**Yapılacaklar**
A – Elazığ metnine göre hangi günlerdeki gelenek, görenek ve adetler Anadolu'nun geleneksel kültürüyle tamamen aynıdır? Hepsini sıralar mısın?
B – Kayıtlarda "segment" dizgesini içeren satırların hepsini ayıklar mısın?

**Alıntı metin**
########

Aziz şehir Elazığ; günümüzden yaklaşık 4000 yıl öncesine dayanan köklü bir tarih, onlarca medeniyete ev sahipliği yapmış olmanın getirdiği zengin bir kültür ve bu kültürü yansıtan sayısız tarihi ve kültürel miras... Bu kadim mirası üzerinde taşıyan ve Fırat ile Dicle nehirlerinin aziz sularıyla çepeçevre kuşatılan bir huzur adası! … Nam-ı diğer Gakkoşların diyarı Elaziz! Elazığ, yüzyıllar boyunca İslam hoşgörüsüyle birden çok kimliği bir arada yaşatmış bir Osmanlı çınarı… Tabi bu çınarın kökleri Harput’a dayanmakta, dalları ise ilçeleri olan Palu’ya, Sivrice’ye, Keban’a, Baskil’e, Karakoçan’a, Arıcak’a, Ağın’a, Kovancılar’a, Alacakaya’ya ve Maden’e uzanmakta... Elazığ ili coğrafi olarak her ne kadar Doğu Anadolu Bölgesinde olsa da, Anadolu kültürüyle yoğrulmuş bu aziz şehir, Türkiye’nin gönül coğrafyasında kıymetli bir yere sahiptir. Elazığ tipik bir Anadolu şehridir. Bu nedenle kültürel açıdan da tam bir Anadoluludur. Evlenme, düğün, cenaze, askere gitme, doğum ve bayram gibi günlerdeki gelenek, görenek ve adetleri Anadolu'nun geleneksel kültürüyle tamamen aynıdır. Giyim kuşamında, halk oyunlarında, musikisinde yöresel yemeklerinde ve yöresel konuşma ağzında ise binlerce yıldır onlarca medeniyete ev sahipliği yapmış olmanın birikimi ve farklı etnik kimliklerle bir arada yaşamanın getirdiği etkileşimin doğal sonucu olarak kendine has, renkli ve hoş motifleri de barındırmakta. Bulunduğu konum itibariyle adeta Doğu Anadolu’nun giriş kapısı sayılan Elazığ, her geçen gün artan nüfusu ile büyümekte ve restore edilen tarihi eserleriyle, doğal güzellikleriyle modern ve kolay ulaşım ağı, yıldızlı otelleri, zengin mutfağı ve değerli yer altı madenleriyle adından sıkça söz ettirtmekte ve yerli ve yabancı ziyaretçilerin çokça ilgisini çekmektedir.

########

Veri kümesinden kesit:
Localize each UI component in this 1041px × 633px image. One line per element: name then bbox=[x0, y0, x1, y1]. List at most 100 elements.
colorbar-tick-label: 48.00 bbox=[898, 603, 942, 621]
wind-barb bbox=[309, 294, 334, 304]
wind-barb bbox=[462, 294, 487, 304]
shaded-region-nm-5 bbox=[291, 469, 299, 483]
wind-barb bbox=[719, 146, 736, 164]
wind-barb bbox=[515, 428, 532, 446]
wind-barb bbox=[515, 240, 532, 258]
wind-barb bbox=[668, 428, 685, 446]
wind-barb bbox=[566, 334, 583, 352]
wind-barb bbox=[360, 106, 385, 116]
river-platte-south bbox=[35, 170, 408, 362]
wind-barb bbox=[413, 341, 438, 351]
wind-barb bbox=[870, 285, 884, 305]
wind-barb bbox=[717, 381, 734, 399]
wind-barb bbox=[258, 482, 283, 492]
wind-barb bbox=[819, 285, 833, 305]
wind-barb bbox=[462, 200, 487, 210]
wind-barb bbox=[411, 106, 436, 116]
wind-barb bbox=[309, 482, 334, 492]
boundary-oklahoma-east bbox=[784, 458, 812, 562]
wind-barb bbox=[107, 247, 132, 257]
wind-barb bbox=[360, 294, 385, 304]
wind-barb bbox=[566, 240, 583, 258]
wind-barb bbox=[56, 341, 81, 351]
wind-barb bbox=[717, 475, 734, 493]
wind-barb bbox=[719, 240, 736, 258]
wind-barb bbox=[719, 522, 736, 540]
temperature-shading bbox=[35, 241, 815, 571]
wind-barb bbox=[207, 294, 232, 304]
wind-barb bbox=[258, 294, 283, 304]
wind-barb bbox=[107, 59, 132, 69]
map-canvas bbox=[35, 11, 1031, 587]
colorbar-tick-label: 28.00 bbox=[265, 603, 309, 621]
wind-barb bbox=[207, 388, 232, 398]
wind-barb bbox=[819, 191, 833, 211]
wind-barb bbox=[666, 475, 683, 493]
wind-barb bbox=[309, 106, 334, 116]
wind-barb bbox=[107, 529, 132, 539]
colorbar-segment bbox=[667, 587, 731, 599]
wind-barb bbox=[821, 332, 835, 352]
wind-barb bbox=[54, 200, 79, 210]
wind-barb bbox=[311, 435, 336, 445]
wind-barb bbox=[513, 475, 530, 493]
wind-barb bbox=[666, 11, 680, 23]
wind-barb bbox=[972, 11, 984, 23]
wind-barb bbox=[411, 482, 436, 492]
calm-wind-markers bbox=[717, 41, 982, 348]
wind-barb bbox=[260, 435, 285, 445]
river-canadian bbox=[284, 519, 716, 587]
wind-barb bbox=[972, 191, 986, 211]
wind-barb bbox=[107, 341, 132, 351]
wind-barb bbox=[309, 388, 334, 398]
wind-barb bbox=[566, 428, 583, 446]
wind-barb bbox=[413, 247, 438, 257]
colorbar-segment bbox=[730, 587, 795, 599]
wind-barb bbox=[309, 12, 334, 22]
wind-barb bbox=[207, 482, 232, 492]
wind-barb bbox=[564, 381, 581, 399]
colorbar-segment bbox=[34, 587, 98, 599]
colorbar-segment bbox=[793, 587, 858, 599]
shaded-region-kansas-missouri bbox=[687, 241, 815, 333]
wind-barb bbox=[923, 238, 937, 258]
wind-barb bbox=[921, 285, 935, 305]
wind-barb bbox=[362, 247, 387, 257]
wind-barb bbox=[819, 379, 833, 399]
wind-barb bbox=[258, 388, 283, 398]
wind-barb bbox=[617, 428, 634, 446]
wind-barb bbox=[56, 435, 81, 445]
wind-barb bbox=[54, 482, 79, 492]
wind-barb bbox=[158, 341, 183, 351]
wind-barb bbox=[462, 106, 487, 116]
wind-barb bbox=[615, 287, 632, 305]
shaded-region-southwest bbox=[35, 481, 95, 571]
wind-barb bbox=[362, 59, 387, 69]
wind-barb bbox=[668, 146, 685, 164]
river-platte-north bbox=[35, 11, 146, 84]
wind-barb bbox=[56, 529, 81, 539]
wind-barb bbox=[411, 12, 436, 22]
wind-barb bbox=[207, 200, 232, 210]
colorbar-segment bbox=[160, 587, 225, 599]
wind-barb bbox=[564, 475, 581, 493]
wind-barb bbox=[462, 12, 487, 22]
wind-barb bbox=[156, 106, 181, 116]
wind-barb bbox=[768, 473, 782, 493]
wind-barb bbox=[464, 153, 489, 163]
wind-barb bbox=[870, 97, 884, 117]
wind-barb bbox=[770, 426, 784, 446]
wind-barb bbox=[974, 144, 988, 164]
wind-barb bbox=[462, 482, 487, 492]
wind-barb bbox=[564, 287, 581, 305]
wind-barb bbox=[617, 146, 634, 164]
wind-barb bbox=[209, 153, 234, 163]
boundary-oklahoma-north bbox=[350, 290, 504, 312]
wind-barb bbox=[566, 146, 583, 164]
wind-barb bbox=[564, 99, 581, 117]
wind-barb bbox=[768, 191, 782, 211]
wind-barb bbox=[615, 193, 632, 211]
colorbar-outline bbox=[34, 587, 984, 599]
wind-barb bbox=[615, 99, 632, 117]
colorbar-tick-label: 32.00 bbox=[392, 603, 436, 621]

########

**Görev çözümleri**
A – Evlenme, düğün, cenaze, askere gitme, doğum ve bayram.

B –
colorbar-segment bbox=[667, 587, 731, 599]
colorbar-segment bbox=[730, 587, 795, 599]
colorbar-segment bbox=[34, 587, 98, 599]
colorbar-segment bbox=[793, 587, 858, 599]
colorbar-segment bbox=[160, 587, 225, 599]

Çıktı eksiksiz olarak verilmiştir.